### What is required
Review the listing and copy each line that holds the word "Taxes".

Records about charts and figures

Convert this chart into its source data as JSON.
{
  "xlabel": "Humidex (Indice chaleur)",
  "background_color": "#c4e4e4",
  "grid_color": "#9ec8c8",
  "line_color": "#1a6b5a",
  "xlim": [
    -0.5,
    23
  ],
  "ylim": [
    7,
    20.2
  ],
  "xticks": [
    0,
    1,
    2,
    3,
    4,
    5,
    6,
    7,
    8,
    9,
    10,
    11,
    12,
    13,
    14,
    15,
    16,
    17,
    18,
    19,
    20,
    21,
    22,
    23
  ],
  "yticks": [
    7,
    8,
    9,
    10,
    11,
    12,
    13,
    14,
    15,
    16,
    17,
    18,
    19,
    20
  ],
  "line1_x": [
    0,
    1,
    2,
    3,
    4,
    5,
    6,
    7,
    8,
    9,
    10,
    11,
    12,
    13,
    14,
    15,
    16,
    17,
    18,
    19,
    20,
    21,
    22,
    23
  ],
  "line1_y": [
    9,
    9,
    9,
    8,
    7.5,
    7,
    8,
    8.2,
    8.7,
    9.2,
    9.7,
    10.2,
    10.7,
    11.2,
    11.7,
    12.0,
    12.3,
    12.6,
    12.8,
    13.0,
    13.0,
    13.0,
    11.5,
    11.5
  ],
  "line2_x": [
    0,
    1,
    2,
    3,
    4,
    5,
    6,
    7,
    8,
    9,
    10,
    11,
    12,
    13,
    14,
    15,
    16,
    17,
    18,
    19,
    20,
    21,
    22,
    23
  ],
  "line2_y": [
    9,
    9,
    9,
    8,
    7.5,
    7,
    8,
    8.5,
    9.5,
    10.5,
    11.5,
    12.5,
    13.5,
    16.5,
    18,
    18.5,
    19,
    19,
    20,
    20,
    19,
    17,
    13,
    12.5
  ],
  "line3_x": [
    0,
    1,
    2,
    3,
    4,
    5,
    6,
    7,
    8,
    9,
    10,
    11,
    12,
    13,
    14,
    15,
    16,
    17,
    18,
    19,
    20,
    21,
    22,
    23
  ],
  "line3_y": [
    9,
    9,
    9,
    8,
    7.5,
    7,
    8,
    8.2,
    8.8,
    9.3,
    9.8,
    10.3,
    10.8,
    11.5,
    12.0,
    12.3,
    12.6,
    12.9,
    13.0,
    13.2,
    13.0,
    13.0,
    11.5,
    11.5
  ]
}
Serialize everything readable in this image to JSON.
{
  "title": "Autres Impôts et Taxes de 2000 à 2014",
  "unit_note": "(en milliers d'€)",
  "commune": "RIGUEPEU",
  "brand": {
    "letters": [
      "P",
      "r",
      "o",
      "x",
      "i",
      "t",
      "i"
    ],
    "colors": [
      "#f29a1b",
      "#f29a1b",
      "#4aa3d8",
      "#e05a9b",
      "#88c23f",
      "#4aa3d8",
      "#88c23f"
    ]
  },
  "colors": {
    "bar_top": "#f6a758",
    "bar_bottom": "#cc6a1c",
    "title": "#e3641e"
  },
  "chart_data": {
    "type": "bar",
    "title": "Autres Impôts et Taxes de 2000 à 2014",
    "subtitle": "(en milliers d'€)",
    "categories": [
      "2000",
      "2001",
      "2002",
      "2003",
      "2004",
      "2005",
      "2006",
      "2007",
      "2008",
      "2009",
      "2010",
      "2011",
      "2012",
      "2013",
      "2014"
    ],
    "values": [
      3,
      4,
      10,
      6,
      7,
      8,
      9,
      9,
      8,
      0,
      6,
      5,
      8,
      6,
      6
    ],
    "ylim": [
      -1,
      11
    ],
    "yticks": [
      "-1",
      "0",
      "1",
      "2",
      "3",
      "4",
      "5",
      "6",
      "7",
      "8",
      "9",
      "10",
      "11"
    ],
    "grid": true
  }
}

### Complete output
  "title": "Autres Impôts et Taxes de 2000 à 2014",
    "title": "Autres Impôts et Taxes de 2000 à 2014",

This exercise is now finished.